--- start ---
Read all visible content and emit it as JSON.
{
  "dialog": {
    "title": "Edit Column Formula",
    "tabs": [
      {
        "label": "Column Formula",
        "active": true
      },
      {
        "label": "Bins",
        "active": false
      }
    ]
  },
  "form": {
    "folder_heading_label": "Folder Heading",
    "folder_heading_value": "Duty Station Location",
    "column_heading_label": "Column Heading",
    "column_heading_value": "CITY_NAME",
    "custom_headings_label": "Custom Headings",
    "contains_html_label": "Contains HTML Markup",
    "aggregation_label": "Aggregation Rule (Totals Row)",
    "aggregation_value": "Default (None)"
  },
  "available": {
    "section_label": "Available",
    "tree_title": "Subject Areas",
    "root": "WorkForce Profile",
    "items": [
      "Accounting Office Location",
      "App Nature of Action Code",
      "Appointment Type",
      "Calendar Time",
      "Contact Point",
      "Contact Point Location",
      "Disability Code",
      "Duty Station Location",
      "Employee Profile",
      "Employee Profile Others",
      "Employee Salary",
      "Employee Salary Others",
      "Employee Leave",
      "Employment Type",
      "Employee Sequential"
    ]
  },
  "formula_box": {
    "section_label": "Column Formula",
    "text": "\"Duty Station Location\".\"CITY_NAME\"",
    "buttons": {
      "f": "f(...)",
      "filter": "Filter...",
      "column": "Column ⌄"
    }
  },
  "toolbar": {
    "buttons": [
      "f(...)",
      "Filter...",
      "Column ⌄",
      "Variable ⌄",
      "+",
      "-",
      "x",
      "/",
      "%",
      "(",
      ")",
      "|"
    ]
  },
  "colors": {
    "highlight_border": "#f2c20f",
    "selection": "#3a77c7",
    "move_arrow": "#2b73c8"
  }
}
--- end ---
### Task statement
The entries above must be returned exactly.

### Solution to the exercise
Read all visible content and emit it as JSON.
{
  "dialog": {
    "title": "Edit Column Formula",
    "tabs": [
      {
        "label": "Column Formula",
        "active": true
      },
      {
        "label": "Bins",
        "active": false
      }
    ]
  },
  "form": {
    "folder_heading_label": "Folder Heading",
    "folder_heading_value": "Duty Station Location",
    "column_heading_label": "Column Heading",
    "column_heading_value": "CITY_NAME",
    "custom_headings_label": "Custom Headings",
    "contains_html_label": "Contains HTML Markup",
    "aggregation_label": "Aggregation Rule (Totals Row)",
    "aggregation_value": "Default (None)"
  },
  "available": {
    "section_label": "Available",
    "tree_title": "Subject Areas",
    "root": "WorkForce Profile",
    "items": [
      "Accounting Office Location",
      "App Nature of Action Code",
      "Appointment Type",
      "Calendar Time",
      "Contact Point",
      "Contact Point Location",
      "Disability Code",
      "Duty Station Location",
      "Employee Profile",
      "Employee Profile Others",
      "Employee Salary",
      "Employee Salary Others",
      "Employee Leave",
      "Employment Type",
      "Employee Sequential"
    ]
  },
  "formula_box": {
    "section_label": "Column Formula",
    "text": "\"Duty Station Location\".\"CITY_NAME\"",
    "buttons": {
      "f": "f(...)",
      "filter": "Filter...",
      "column": "Column ⌄"
    }
  },
  "toolbar": {
    "buttons": [
      "f(...)",
      "Filter...",
      "Column ⌄",
      "Variable ⌄",
      "+",
      "-",
      "x",
      "/",
      "%",
      "(",
      ")",
      "|"
    ]
  },
  "colors": {
    "highlight_border": "#f2c20f",
    "selection": "#3a77c7",
    "move_arrow": "#2b73c8"
  }
}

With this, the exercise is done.